-- BEGIN SUPPLIED ENTRIES --

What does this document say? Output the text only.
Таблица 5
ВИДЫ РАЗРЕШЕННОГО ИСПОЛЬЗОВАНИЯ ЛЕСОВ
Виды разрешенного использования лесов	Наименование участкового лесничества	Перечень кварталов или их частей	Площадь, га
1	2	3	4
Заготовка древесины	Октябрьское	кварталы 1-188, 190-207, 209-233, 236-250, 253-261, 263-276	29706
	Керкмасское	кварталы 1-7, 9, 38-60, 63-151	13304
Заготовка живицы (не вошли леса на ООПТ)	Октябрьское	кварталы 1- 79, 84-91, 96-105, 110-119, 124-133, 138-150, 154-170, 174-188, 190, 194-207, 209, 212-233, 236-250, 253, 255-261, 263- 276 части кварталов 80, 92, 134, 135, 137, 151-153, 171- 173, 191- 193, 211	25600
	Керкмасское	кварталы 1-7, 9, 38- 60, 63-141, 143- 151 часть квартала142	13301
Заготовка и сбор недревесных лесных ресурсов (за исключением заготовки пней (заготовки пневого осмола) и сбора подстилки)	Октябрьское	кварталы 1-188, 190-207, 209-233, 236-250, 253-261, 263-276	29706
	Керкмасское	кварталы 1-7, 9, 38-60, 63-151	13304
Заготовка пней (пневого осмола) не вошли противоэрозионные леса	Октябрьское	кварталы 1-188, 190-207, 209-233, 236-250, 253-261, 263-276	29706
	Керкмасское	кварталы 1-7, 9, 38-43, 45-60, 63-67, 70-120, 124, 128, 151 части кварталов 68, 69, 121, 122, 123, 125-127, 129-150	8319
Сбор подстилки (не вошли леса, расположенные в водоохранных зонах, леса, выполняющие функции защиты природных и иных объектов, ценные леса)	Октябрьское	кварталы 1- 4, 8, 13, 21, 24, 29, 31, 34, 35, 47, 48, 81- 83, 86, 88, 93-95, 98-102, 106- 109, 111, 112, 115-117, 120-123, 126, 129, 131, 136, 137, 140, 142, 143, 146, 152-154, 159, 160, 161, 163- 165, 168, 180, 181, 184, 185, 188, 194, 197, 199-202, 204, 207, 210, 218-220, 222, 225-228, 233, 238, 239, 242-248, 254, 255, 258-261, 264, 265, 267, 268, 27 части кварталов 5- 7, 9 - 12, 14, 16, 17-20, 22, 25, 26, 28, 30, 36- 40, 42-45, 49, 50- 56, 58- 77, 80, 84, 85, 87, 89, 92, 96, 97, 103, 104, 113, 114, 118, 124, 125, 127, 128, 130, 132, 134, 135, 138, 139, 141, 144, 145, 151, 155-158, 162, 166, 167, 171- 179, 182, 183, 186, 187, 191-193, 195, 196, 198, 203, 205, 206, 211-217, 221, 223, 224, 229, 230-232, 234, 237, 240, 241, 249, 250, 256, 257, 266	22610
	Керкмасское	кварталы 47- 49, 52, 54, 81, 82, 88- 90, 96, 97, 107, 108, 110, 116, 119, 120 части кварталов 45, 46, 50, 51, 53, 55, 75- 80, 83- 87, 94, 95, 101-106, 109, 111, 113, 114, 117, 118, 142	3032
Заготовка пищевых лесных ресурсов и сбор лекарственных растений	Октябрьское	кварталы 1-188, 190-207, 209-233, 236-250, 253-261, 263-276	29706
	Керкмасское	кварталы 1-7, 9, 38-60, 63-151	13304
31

-- END SUPPLIED ENTRIES --

→ WHAT YOU NEED TO DO
What do the records say? Quote them all exactly.

→ ANSWER FOR THIS EXERCISE
What does this document say? Output the text only.
Таблица 5
ВИДЫ РАЗРЕШЕННОГО ИСПОЛЬЗОВАНИЯ ЛЕСОВ
Виды разрешенного использования лесов	Наименование участкового лесничества	Перечень кварталов или их частей	Площадь, га
1	2	3	4
Заготовка древесины	Октябрьское	кварталы 1-188, 190-207, 209-233, 236-250, 253-261, 263-276	29706
	Керкмасское	кварталы 1-7, 9, 38-60, 63-151	13304
Заготовка живицы (не вошли леса на ООПТ)	Октябрьское	кварталы 1- 79, 84-91, 96-105, 110-119, 124-133, 138-150, 154-170, 174-188, 190, 194-207, 209, 212-233, 236-250, 253, 255-261, 263- 276 части кварталов 80, 92, 134, 135, 137, 151-153, 171- 173, 191- 193, 211	25600
	Керкмасское	кварталы 1-7, 9, 38- 60, 63-141, 143- 151 часть квартала142	13301
Заготовка и сбор недревесных лесных ресурсов (за исключением заготовки пней (заготовки пневого осмола) и сбора подстилки)	Октябрьское	кварталы 1-188, 190-207, 209-233, 236-250, 253-261, 263-276	29706
	Керкмасское	кварталы 1-7, 9, 38-60, 63-151	13304
Заготовка пней (пневого осмола) не вошли противоэрозионные леса	Октябрьское	кварталы 1-188, 190-207, 209-233, 236-250, 253-261, 263-276	29706
	Керкмасское	кварталы 1-7, 9, 38-43, 45-60, 63-67, 70-120, 124, 128, 151 части кварталов 68, 69, 121, 122, 123, 125-127, 129-150	8319
Сбор подстилки (не вошли леса, расположенные в водоохранных зонах, леса, выполняющие функции защиты природных и иных объектов, ценные леса)	Октябрьское	кварталы 1- 4, 8, 13, 21, 24, 29, 31, 34, 35, 47, 48, 81- 83, 86, 88, 93-95, 98-102, 106- 109, 111, 112, 115-117, 120-123, 126, 129, 131, 136, 137, 140, 142, 143, 146, 152-154, 159, 160, 161, 163- 165, 168, 180, 181, 184, 185, 188, 194, 197, 199-202, 204, 207, 210, 218-220, 222, 225-228, 233, 238, 239, 242-248, 254, 255, 258-261, 264, 265, 267, 268, 27 части кварталов 5- 7, 9 - 12, 14, 16, 17-20, 22, 25, 26, 28, 30, 36- 40, 42-45, 49, 50- 56, 58- 77, 80, 84, 85, 87, 89, 92, 96, 97, 103, 104, 113, 114, 118, 124, 125, 127, 128, 130, 132, 134, 135, 138, 139, 141, 144, 145, 151, 155-158, 162, 166, 167, 171- 179, 182, 183, 186, 187, 191-193, 195, 196, 198, 203, 205, 206, 211-217, 221, 223, 224, 229, 230-232, 234, 237, 240, 241, 249, 250, 256, 257, 266	22610
	Керкмасское	кварталы 47- 49, 52, 54, 81, 82, 88- 90, 96, 97, 107, 108, 110, 116, 119, 120 части кварталов 45, 46, 50, 51, 53, 55, 75- 80, 83- 87, 94, 95, 101-106, 109, 111, 113, 114, 117, 118, 142	3032
Заготовка пищевых лесных ресурсов и сбор лекарственных растений	Октябрьское	кварталы 1-188, 190-207, 209-233, 236-250, 253-261, 263-276	29706
	Керкмасское	кварталы 1-7, 9, 38-60, 63-151	13304
31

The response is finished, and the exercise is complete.